[Data items]
|---|
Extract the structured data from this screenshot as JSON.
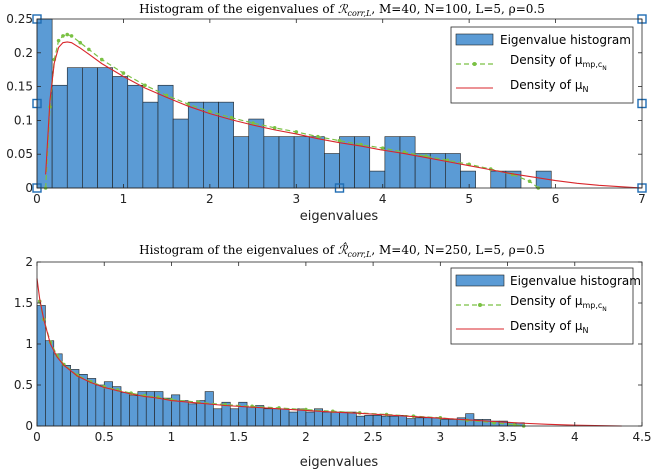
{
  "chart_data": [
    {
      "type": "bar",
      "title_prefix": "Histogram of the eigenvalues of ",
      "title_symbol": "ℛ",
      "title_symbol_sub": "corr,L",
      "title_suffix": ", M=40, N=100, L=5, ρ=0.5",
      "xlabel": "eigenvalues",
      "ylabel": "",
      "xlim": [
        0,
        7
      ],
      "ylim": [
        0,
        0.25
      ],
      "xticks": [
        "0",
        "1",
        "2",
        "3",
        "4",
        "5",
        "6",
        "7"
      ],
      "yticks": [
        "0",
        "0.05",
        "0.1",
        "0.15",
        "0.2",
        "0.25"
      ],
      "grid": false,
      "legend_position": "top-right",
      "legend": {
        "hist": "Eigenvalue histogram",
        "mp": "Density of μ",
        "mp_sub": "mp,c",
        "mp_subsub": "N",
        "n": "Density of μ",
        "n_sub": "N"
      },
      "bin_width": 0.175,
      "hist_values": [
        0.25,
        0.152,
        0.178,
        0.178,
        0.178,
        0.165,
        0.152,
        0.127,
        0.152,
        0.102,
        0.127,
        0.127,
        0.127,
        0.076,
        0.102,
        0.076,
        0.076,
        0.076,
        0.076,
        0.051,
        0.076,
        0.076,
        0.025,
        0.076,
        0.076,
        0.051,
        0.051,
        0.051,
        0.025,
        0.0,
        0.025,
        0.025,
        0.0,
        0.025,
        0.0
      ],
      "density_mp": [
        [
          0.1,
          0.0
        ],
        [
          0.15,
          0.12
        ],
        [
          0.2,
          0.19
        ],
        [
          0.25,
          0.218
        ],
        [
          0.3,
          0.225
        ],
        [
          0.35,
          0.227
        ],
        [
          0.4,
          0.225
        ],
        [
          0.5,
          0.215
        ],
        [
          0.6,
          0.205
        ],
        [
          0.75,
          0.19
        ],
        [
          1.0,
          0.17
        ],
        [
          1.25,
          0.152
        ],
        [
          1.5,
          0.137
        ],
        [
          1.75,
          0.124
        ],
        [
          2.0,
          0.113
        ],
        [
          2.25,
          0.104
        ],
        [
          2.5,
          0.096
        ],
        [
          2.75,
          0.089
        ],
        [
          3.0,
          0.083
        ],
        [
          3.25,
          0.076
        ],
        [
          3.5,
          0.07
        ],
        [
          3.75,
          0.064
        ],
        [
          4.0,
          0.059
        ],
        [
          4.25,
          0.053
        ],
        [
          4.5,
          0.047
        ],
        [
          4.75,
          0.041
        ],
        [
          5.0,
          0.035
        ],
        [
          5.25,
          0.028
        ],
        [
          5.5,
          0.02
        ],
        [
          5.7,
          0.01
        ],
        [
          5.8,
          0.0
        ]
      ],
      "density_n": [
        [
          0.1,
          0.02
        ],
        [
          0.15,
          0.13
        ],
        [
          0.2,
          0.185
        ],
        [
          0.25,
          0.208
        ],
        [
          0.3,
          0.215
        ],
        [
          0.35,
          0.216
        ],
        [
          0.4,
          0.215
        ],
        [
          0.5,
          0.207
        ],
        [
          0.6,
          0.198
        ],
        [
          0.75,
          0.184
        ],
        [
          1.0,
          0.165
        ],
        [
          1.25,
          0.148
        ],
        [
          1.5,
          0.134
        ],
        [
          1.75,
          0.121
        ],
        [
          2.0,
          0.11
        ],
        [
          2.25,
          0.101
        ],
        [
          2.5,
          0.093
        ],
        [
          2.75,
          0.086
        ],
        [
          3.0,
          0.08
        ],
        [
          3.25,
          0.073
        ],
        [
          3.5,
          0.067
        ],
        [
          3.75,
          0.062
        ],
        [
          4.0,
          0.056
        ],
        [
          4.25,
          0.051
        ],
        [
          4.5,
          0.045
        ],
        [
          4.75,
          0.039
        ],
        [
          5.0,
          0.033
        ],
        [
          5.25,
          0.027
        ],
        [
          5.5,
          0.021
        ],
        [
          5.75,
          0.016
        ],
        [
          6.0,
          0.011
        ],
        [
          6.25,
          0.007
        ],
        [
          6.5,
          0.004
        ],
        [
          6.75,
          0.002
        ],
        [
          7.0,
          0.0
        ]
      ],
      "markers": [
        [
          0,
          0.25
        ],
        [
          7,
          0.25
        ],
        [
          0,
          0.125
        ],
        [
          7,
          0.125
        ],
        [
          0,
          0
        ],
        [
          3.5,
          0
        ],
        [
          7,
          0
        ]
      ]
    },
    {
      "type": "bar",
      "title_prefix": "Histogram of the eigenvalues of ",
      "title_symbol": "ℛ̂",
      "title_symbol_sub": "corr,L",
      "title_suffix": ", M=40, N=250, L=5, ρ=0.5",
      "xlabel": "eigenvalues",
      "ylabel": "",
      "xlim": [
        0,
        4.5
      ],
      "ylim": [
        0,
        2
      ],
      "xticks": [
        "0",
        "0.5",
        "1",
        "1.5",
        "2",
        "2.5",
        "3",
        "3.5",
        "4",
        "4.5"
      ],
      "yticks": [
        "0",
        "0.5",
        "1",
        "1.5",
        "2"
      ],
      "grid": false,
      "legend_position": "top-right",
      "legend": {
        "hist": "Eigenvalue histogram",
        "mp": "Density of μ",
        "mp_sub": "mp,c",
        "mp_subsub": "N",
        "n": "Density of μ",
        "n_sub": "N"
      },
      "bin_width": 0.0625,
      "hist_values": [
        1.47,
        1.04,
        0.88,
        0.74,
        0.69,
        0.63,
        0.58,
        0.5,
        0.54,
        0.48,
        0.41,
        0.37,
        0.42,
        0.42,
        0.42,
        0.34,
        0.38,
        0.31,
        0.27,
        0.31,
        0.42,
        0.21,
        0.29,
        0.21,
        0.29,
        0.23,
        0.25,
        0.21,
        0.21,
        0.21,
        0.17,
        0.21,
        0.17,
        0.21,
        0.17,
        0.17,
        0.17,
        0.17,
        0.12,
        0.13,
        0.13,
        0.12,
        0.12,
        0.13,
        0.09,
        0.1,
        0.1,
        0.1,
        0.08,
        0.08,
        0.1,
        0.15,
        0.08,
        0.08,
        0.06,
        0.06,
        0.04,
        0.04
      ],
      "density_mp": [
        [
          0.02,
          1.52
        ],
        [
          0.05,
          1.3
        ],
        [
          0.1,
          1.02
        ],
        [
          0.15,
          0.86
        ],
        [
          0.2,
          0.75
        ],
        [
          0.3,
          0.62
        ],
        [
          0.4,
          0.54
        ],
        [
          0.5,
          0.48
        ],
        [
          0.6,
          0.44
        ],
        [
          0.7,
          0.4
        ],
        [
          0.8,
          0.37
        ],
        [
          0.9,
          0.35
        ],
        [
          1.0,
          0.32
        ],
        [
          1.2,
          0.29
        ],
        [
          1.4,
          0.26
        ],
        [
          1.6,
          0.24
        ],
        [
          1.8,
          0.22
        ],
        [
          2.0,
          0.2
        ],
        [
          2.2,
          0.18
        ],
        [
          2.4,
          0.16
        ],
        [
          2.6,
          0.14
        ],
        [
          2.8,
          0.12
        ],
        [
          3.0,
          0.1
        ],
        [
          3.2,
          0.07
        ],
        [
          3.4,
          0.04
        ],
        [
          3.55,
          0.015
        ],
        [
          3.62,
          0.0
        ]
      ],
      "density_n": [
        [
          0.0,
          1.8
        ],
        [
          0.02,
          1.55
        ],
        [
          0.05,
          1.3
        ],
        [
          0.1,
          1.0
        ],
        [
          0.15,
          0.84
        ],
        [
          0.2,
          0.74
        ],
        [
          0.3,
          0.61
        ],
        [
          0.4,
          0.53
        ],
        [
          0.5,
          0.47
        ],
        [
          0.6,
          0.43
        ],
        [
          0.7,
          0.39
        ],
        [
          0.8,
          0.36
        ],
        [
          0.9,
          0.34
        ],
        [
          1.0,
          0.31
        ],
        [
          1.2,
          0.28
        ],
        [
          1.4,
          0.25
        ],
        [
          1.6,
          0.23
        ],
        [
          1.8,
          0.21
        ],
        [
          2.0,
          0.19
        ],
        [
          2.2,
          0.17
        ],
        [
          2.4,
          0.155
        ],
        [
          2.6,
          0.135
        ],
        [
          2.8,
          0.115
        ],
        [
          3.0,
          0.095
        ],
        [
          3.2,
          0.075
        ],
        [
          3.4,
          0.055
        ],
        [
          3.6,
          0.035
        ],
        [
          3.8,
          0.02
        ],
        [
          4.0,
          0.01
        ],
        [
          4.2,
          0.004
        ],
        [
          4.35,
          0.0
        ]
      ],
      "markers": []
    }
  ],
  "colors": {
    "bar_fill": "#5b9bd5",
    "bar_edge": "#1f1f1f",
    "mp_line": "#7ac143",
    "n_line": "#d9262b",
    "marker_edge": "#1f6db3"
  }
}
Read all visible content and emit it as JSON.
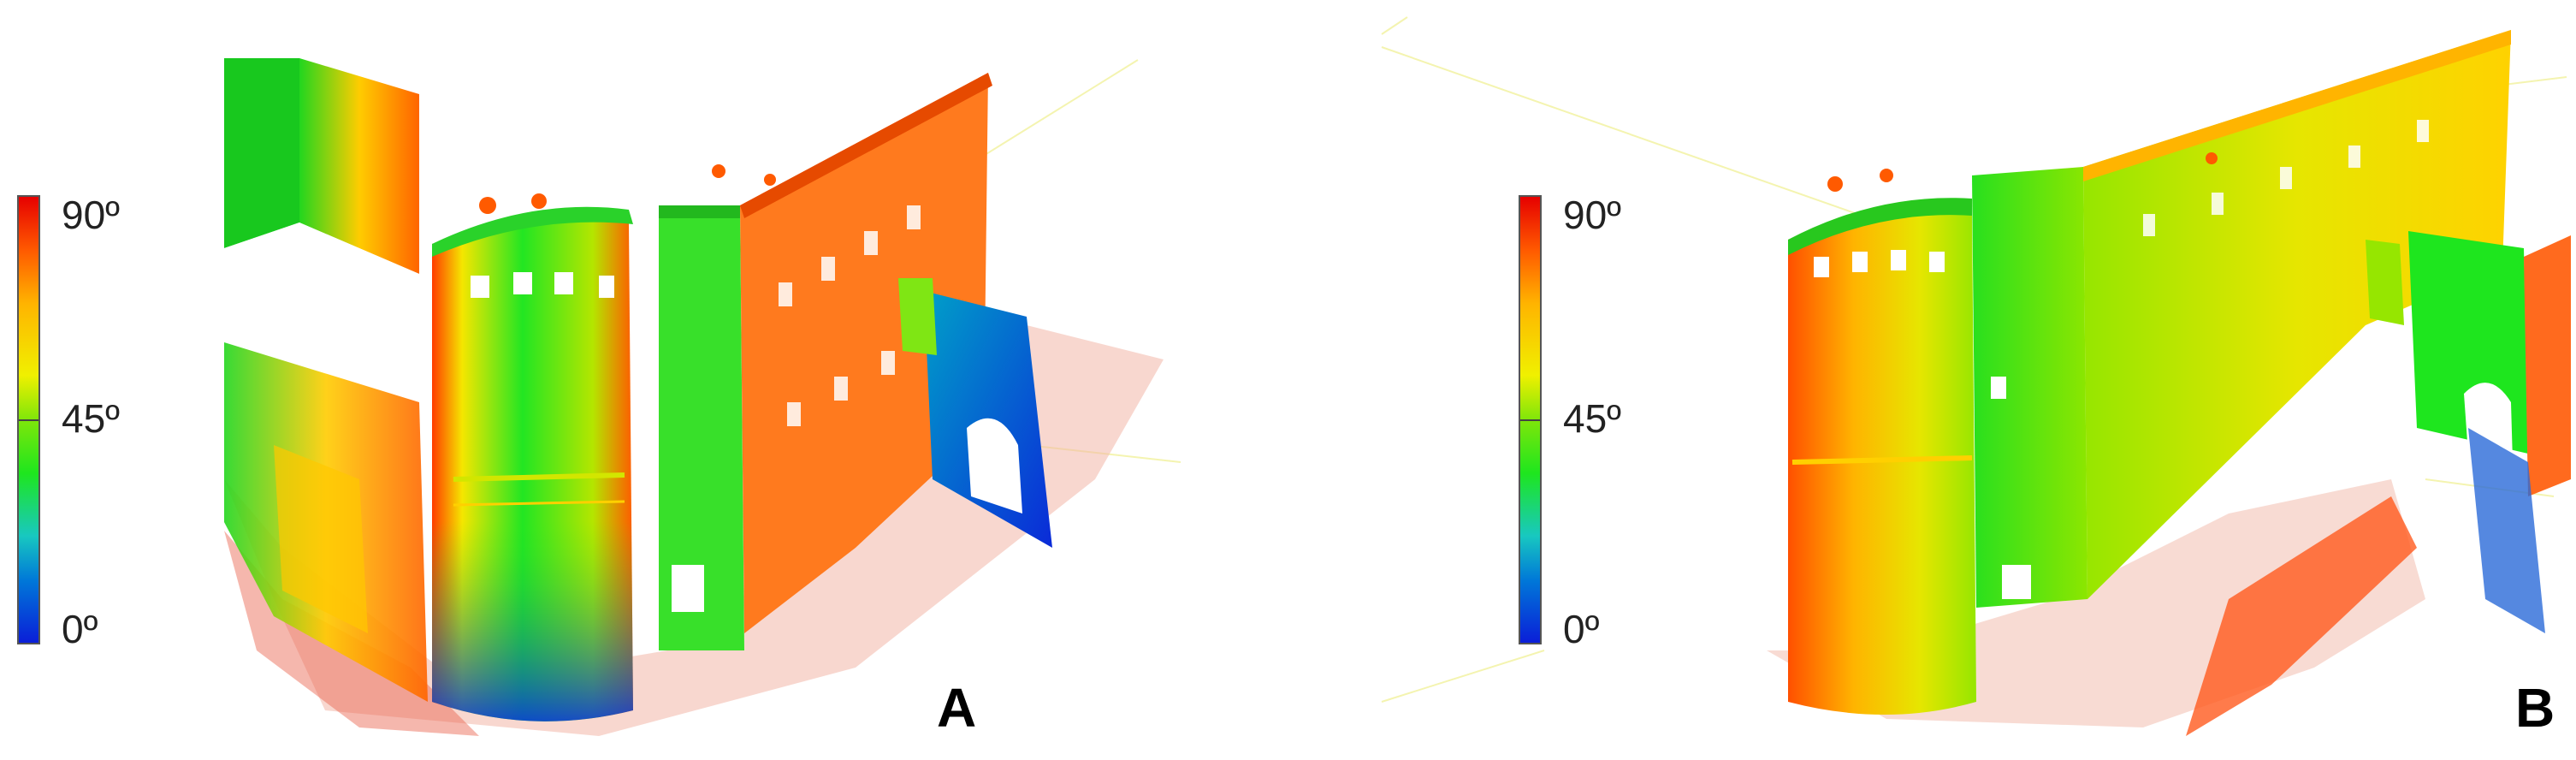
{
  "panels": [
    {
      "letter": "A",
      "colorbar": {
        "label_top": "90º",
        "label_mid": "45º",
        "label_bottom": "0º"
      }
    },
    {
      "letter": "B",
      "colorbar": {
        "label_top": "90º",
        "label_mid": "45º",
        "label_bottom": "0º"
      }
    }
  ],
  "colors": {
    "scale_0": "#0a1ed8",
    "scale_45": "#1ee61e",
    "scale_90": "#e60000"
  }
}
|---|
-- Directions for this task --
Reproduce the lines above, exactly and exclusively, from the line containing "Read all visible content and emit it as JSON." down to the last line, both included; pictures are not part of the copy.

-- Reply to the exercise --
Read all visible content and emit it as JSON.
{
  "panels": [
    {
      "letter": "A",
      "colorbar": {
        "label_top": "90º",
        "label_mid": "45º",
        "label_bottom": "0º"
      }
    },
    {
      "letter": "B",
      "colorbar": {
        "label_top": "90º",
        "label_mid": "45º",
        "label_bottom": "0º"
      }
    }
  ],
  "colors": {
    "scale_0": "#0a1ed8",
    "scale_45": "#1ee61e",
    "scale_90": "#e60000"
  }
}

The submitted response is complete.